### [What you will do]
Please quote every line word for word.

[Items from a dataset]
______________________________

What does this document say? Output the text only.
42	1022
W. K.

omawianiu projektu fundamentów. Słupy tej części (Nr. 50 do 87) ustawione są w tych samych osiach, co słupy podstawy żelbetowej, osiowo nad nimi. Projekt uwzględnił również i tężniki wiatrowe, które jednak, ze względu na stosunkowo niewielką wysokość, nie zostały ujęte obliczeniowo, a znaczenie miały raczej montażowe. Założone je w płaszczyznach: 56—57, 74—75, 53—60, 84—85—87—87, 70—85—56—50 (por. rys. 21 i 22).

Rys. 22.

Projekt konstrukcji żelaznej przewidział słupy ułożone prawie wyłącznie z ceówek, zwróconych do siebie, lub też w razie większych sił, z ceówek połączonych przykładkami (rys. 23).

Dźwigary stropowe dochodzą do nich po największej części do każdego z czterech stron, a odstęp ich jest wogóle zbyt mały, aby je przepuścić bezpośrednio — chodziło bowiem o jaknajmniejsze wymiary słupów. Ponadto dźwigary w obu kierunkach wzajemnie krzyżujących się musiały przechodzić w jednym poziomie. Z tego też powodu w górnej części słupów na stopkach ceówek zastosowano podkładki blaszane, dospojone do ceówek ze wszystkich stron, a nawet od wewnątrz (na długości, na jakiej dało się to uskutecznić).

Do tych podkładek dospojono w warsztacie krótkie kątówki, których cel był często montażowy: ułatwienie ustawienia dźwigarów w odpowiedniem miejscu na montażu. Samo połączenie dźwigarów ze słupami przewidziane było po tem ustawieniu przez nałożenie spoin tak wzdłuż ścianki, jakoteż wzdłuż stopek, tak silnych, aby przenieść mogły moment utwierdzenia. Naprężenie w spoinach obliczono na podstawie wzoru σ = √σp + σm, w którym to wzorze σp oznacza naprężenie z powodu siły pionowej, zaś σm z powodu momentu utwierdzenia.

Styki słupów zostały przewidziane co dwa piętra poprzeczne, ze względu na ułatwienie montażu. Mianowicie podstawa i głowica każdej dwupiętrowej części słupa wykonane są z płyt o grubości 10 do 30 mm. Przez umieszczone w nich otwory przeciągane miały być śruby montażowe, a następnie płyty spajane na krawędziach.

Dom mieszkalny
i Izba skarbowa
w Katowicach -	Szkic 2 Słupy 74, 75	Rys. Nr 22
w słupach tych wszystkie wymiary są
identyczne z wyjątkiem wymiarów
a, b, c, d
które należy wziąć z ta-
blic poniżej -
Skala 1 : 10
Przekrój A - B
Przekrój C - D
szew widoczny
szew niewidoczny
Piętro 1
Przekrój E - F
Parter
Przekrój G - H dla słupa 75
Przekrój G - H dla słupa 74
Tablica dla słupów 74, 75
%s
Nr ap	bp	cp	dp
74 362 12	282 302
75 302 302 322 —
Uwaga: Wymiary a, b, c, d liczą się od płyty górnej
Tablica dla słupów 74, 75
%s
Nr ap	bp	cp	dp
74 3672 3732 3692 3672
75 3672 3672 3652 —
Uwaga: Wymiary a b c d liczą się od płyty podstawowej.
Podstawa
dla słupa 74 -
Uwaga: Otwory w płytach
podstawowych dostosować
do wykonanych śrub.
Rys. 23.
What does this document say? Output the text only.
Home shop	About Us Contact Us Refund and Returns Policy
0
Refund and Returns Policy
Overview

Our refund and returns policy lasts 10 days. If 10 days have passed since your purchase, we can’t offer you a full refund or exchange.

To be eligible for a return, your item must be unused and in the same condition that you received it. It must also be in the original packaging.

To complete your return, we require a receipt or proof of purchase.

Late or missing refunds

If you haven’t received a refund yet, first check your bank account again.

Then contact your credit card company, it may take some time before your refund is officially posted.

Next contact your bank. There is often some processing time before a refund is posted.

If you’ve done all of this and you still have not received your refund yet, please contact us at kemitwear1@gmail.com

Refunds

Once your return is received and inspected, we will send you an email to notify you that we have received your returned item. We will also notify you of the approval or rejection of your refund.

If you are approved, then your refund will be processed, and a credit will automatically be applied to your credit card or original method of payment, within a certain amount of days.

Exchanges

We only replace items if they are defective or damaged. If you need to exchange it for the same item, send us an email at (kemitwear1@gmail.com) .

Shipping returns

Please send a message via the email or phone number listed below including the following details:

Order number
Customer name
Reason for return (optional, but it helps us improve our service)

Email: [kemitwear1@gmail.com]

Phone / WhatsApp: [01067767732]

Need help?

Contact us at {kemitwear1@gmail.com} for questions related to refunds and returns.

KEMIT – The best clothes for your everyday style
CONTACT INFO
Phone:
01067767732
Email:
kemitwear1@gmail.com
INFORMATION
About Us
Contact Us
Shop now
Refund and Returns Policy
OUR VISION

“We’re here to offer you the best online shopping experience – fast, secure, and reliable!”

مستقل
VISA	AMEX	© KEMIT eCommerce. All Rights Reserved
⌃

______________________________

### [Reply to the exercise]
What does this document say? Output the text only.
42	1022
W. K.

omawianiu projektu fundamentów. Słupy tej części (Nr. 50 do 87) ustawione są w tych samych osiach, co słupy podstawy żelbetowej, osiowo nad nimi. Projekt uwzględnił również i tężniki wiatrowe, które jednak, ze względu na stosunkowo niewielką wysokość, nie zostały ujęte obliczeniowo, a znaczenie miały raczej montażowe. Założone je w płaszczyznach: 56—57, 74—75, 53—60, 84—85—87—87, 70—85—56—50 (por. rys. 21 i 22).

Rys. 22.

Projekt konstrukcji żelaznej przewidział słupy ułożone prawie wyłącznie z ceówek, zwróconych do siebie, lub też w razie większych sił, z ceówek połączonych przykładkami (rys. 23).

Dźwigary stropowe dochodzą do nich po największej części do każdego z czterech stron, a odstęp ich jest wogóle zbyt mały, aby je przepuścić bezpośrednio — chodziło bowiem o jaknajmniejsze wymiary słupów. Ponadto dźwigary w obu kierunkach wzajemnie krzyżujących się musiały przechodzić w jednym poziomie. Z tego też powodu w górnej części słupów na stopkach ceówek zastosowano podkładki blaszane, dospojone do ceówek ze wszystkich stron, a nawet od wewnątrz (na długości, na jakiej dało się to uskutecznić).

Do tych podkładek dospojono w warsztacie krótkie kątówki, których cel był często montażowy: ułatwienie ustawienia dźwigarów w odpowiedniem miejscu na montażu. Samo połączenie dźwigarów ze słupami przewidziane było po tem ustawieniu przez nałożenie spoin tak wzdłuż ścianki, jakoteż wzdłuż stopek, tak silnych, aby przenieść mogły moment utwierdzenia. Naprężenie w spoinach obliczono na podstawie wzoru σ = √σp + σm, w którym to wzorze σp oznacza naprężenie z powodu siły pionowej, zaś σm z powodu momentu utwierdzenia.

Styki słupów zostały przewidziane co dwa piętra poprzeczne, ze względu na ułatwienie montażu. Mianowicie podstawa i głowica każdej dwupiętrowej części słupa wykonane są z płyt o grubości 10 do 30 mm. Przez umieszczone w nich otwory przeciągane miały być śruby montażowe, a następnie płyty spajane na krawędziach.

Dom mieszkalny
i Izba skarbowa
w Katowicach -	Szkic 2 Słupy 74, 75	Rys. Nr 22
w słupach tych wszystkie wymiary są
identyczne z wyjątkiem wymiarów
a, b, c, d
które należy wziąć z ta-
blic poniżej -
Skala 1 : 10
Przekrój A - B
Przekrój C - D
szew widoczny
szew niewidoczny
Piętro 1
Przekrój E - F
Parter
Przekrój G - H dla słupa 75
Przekrój G - H dla słupa 74
Tablica dla słupów 74, 75
%s
Nr ap	bp	cp	dp
74 362 12	282 302
75 302 302 322 —
Uwaga: Wymiary a, b, c, d liczą się od płyty górnej
Tablica dla słupów 74, 75
%s
Nr ap	bp	cp	dp
74 3672 3732 3692 3672
75 3672 3672 3652 —
Uwaga: Wymiary a b c d liczą się od płyty podstawowej.
Podstawa
dla słupa 74 -
Uwaga: Otwory w płytach
podstawowych dostosować
do wykonanych śrub.
Rys. 23.
What does this document say? Output the text only.
Home shop	About Us Contact Us Refund and Returns Policy
0
Refund and Returns Policy
Overview

Our refund and returns policy lasts 10 days. If 10 days have passed since your purchase, we can’t offer you a full refund or exchange.

To be eligible for a return, your item must be unused and in the same condition that you received it. It must also be in the original packaging.

To complete your return, we require a receipt or proof of purchase.

Late or missing refunds

If you haven’t received a refund yet, first check your bank account again.

Then contact your credit card company, it may take some time before your refund is officially posted.

Next contact your bank. There is often some processing time before a refund is posted.

If you’ve done all of this and you still have not received your refund yet, please contact us at kemitwear1@gmail.com

Refunds

Once your return is received and inspected, we will send you an email to notify you that we have received your returned item. We will also notify you of the approval or rejection of your refund.

If you are approved, then your refund will be processed, and a credit will automatically be applied to your credit card or original method of payment, within a certain amount of days.

Exchanges

We only replace items if they are defective or damaged. If you need to exchange it for the same item, send us an email at (kemitwear1@gmail.com) .

Shipping returns

Please send a message via the email or phone number listed below including the following details:

Order number
Customer name
Reason for return (optional, but it helps us improve our service)

Email: [kemitwear1@gmail.com]

Phone / WhatsApp: [01067767732]

Need help?

Contact us at {kemitwear1@gmail.com} for questions related to refunds and returns.

KEMIT – The best clothes for your everyday style
CONTACT INFO
Phone:
01067767732
Email:
kemitwear1@gmail.com
INFORMATION
About Us
Contact Us
Shop now
Refund and Returns Policy
OUR VISION

“We’re here to offer you the best online shopping experience – fast, secure, and reliable!”

مستقل
VISA	AMEX	© KEMIT eCommerce. All Rights Reserved
⌃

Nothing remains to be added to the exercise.